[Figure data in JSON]

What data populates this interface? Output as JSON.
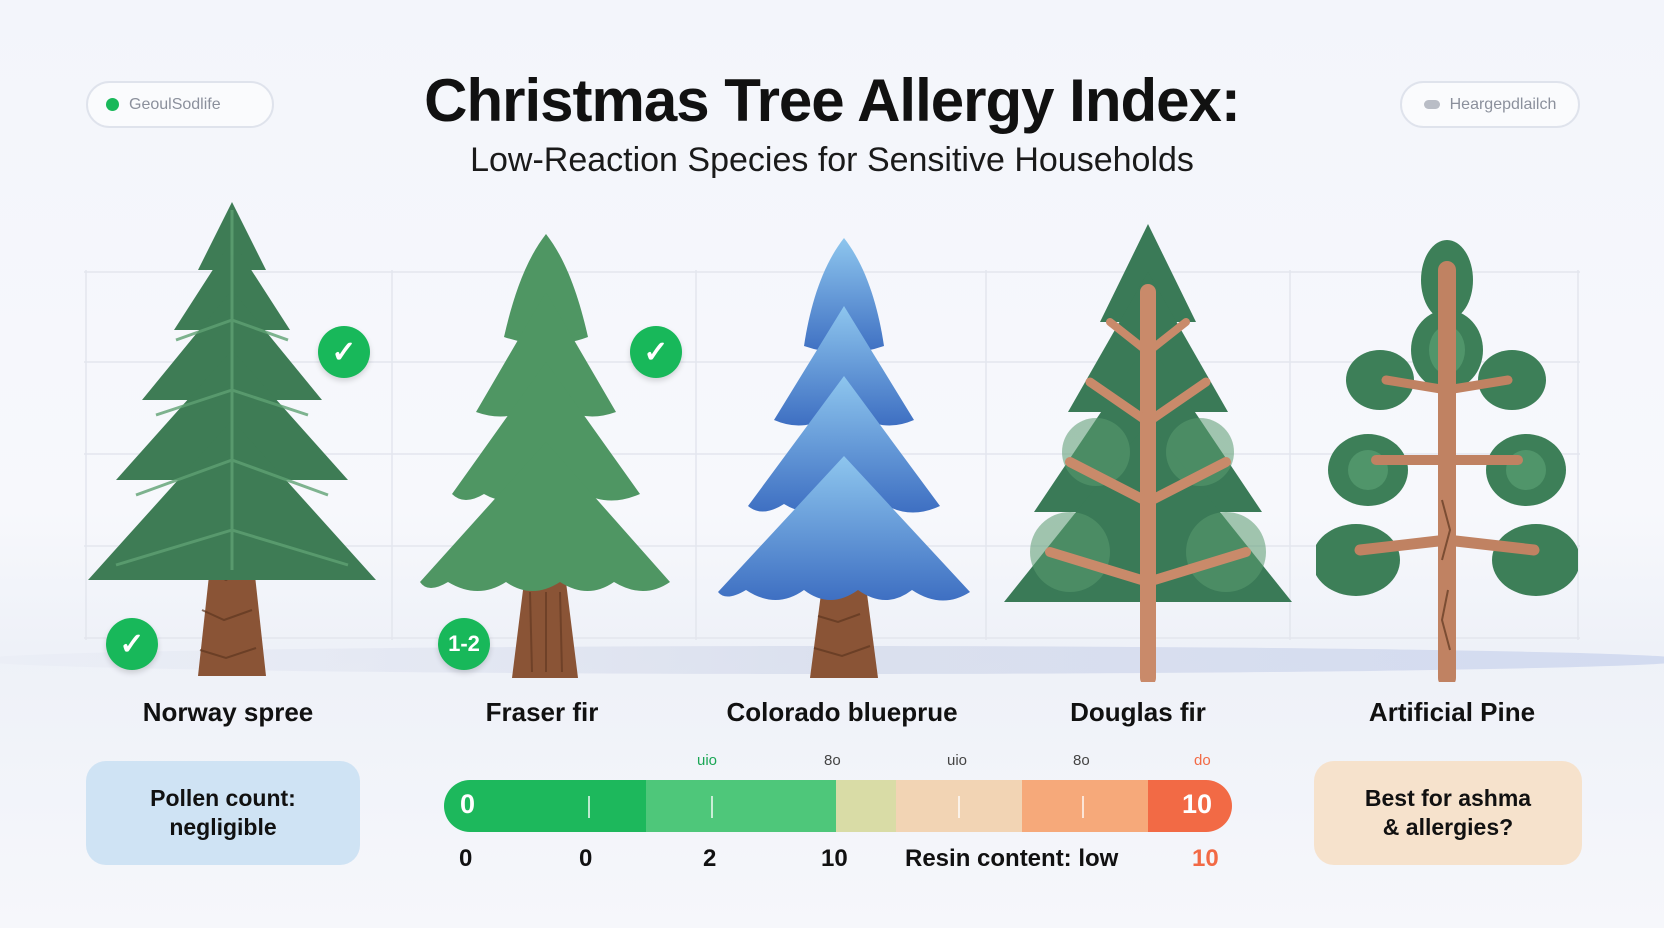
{
  "header": {
    "left_pill_text": "GeoulSodlife",
    "right_pill_text": "Heargepdlailch",
    "title": "Christmas Tree Allergy Index:",
    "subtitle": "Low-Reaction Species for Sensitive Households"
  },
  "trees": [
    {
      "name": "Norway spree",
      "color": "#3f7d56",
      "icon": "spruce-tree-icon"
    },
    {
      "name": "Fraser fir",
      "color": "#4f9a63",
      "icon": "fir-tree-icon"
    },
    {
      "name": "Colorado blueprue",
      "color": "#4f86d0",
      "icon": "blue-spruce-tree-icon"
    },
    {
      "name": "Douglas fir",
      "color": "#3a7a57",
      "icon": "douglas-fir-tree-icon"
    },
    {
      "name": "Artificial Pine",
      "color": "#3d7f58",
      "icon": "pine-tree-icon"
    }
  ],
  "badges": {
    "fraser_range": "1-2",
    "check_symbol": "✓"
  },
  "cards": {
    "left_line1": "Pollen count:",
    "left_line2": "negligible",
    "right_line1": "Best for ashma",
    "right_line2": "& allergies?"
  },
  "scale": {
    "start_label": "0",
    "end_label": "10",
    "top_labels": [
      "uio",
      "8o",
      "uio",
      "8o",
      "do"
    ],
    "bottom_labels": [
      "0",
      "0",
      "2",
      "10",
      "Resin content: low",
      "10"
    ],
    "colors": [
      "#1db85c",
      "#4ec77a",
      "#d9dca6",
      "#f2d4b4",
      "#f6a97a",
      "#f26a45"
    ]
  }
}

▸ Exercise prompt
Lines of the material that contain the word "name" are to be gathered.

▸ Task output
      "name": "Norway spree",
      "name": "Fraser fir",
      "name": "Colorado blueprue",
      "name": "Douglas fir",
      "name": "Artificial Pine",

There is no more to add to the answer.